──────── Given records ────────
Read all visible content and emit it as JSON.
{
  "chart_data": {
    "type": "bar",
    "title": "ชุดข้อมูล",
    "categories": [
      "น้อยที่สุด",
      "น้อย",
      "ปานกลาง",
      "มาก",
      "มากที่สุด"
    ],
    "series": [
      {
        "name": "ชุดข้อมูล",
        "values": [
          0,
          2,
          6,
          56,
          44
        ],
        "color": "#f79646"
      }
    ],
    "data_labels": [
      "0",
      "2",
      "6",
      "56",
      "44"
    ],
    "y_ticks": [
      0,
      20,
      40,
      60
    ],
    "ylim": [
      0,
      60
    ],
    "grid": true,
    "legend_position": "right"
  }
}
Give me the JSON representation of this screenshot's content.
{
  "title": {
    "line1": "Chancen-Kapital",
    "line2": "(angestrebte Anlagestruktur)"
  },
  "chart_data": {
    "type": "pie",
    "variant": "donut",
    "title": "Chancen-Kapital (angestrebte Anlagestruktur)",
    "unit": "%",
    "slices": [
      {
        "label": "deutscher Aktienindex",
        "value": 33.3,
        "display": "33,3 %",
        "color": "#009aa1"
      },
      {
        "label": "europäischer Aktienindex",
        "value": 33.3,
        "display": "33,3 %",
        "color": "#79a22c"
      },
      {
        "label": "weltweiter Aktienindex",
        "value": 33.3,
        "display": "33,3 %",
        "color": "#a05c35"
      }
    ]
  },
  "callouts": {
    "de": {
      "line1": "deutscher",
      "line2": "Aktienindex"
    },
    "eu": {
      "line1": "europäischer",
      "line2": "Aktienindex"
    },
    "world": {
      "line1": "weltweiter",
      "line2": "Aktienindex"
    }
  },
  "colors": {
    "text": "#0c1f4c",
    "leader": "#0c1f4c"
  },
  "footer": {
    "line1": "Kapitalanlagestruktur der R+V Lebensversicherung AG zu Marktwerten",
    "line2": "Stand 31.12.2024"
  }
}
────────
§ Request: Beginning at the line that contains "Give me the", retype each line of the listing up to and including the last one, exactly as it stands, and nothing else.

§ Answer to this problem:
Give me the JSON representation of this screenshot's content.
{
  "title": {
    "line1": "Chancen-Kapital",
    "line2": "(angestrebte Anlagestruktur)"
  },
  "chart_data": {
    "type": "pie",
    "variant": "donut",
    "title": "Chancen-Kapital (angestrebte Anlagestruktur)",
    "unit": "%",
    "slices": [
      {
        "label": "deutscher Aktienindex",
        "value": 33.3,
        "display": "33,3 %",
        "color": "#009aa1"
      },
      {
        "label": "europäischer Aktienindex",
        "value": 33.3,
        "display": "33,3 %",
        "color": "#79a22c"
      },
      {
        "label": "weltweiter Aktienindex",
        "value": 33.3,
        "display": "33,3 %",
        "color": "#a05c35"
      }
    ]
  },
  "callouts": {
    "de": {
      "line1": "deutscher",
      "line2": "Aktienindex"
    },
    "eu": {
      "line1": "europäischer",
      "line2": "Aktienindex"
    },
    "world": {
      "line1": "weltweiter",
      "line2": "Aktienindex"
    }
  },
  "colors": {
    "text": "#0c1f4c",
    "leader": "#0c1f4c"
  },
  "footer": {
    "line1": "Kapitalanlagestruktur der R+V Lebensversicherung AG zu Marktwerten",
    "line2": "Stand 31.12.2024"
  }
}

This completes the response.